Coordinate annotation records
++++++

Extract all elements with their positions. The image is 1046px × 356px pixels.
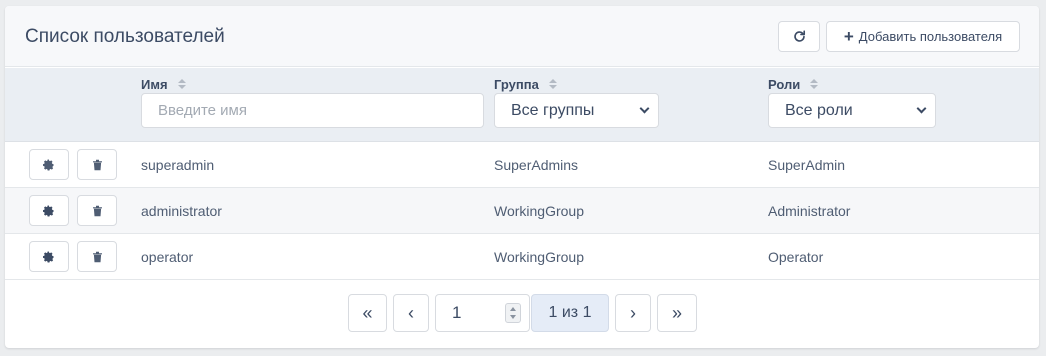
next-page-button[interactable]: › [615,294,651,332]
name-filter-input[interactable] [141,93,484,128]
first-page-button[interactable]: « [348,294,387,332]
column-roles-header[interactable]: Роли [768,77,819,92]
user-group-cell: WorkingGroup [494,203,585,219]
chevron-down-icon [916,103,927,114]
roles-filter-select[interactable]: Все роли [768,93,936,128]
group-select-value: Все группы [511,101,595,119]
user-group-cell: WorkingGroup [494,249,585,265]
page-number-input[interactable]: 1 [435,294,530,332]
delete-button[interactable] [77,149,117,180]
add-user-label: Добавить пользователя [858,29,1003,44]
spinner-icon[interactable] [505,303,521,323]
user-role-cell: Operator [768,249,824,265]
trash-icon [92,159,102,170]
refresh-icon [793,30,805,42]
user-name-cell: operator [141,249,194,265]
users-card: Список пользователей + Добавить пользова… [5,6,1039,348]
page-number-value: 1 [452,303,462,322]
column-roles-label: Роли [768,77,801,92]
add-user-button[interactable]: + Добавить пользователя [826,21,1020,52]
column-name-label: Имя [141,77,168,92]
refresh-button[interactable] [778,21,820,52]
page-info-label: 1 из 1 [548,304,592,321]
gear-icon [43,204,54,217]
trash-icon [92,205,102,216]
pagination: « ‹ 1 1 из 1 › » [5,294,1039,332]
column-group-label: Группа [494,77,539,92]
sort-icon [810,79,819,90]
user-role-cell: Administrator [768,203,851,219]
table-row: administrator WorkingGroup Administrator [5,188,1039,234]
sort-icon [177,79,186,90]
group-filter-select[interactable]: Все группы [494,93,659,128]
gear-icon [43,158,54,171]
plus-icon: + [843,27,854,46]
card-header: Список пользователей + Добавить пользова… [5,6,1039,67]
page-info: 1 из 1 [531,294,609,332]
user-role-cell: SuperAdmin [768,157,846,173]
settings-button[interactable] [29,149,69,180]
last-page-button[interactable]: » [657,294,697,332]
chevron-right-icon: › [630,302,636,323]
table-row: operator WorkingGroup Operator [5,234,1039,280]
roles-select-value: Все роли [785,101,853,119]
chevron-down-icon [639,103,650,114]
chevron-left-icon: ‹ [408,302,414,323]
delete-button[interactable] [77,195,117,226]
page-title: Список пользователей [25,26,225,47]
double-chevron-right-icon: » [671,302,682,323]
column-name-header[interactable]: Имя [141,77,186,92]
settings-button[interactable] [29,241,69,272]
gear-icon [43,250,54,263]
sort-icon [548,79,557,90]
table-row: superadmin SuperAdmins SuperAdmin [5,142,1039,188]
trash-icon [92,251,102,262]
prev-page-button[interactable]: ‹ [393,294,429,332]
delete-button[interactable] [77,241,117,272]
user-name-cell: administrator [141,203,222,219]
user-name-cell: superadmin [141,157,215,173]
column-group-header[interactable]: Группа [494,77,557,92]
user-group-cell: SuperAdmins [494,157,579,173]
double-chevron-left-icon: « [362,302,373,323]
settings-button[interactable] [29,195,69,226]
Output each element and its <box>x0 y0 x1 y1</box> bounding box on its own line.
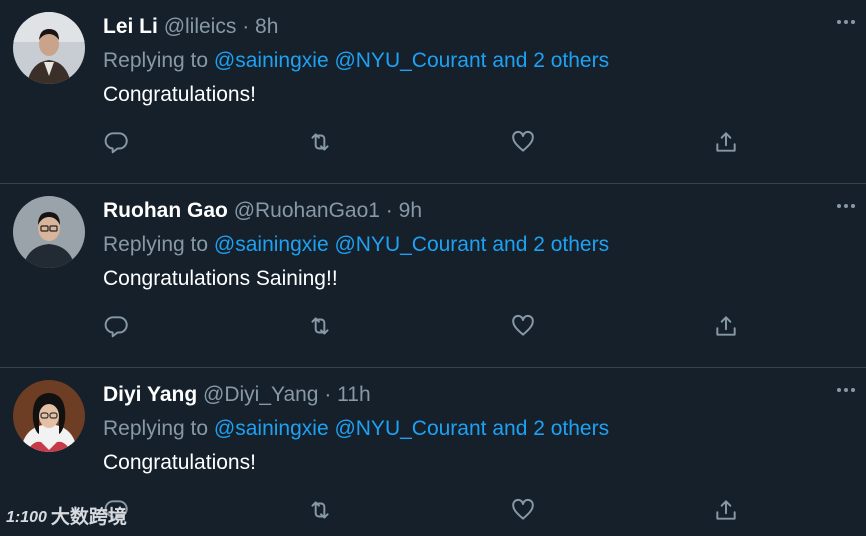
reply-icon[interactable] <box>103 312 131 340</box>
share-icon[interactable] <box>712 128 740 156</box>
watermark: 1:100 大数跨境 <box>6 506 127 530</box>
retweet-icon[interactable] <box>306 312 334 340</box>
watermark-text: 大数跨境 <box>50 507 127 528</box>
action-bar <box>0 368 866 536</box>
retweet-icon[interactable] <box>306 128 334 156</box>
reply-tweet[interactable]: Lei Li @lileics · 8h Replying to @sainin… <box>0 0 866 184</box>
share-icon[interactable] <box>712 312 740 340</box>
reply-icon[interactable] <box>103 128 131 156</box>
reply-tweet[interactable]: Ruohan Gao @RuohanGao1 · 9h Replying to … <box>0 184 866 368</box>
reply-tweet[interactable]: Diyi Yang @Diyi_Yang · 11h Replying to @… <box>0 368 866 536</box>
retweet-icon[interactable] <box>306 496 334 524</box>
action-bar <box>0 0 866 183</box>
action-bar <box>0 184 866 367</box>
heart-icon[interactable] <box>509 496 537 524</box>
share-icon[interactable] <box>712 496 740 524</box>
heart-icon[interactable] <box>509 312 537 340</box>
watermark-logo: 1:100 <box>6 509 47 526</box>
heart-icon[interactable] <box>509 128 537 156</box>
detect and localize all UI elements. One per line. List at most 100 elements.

++++++

_Exercise description_:
Identify every line of the records that contains the word "name", and copy each of those lines.

_Solution_:
name-filter-input[interactable] [141,93,484,128]
user-name-cell: operator [141,249,194,265]
column-name-label: Имя [141,77,168,92]
column-name-header[interactable]: Имя [141,77,186,92]
user-name-cell: administrator [141,203,222,219]
user-name-cell: superadmin [141,157,215,173]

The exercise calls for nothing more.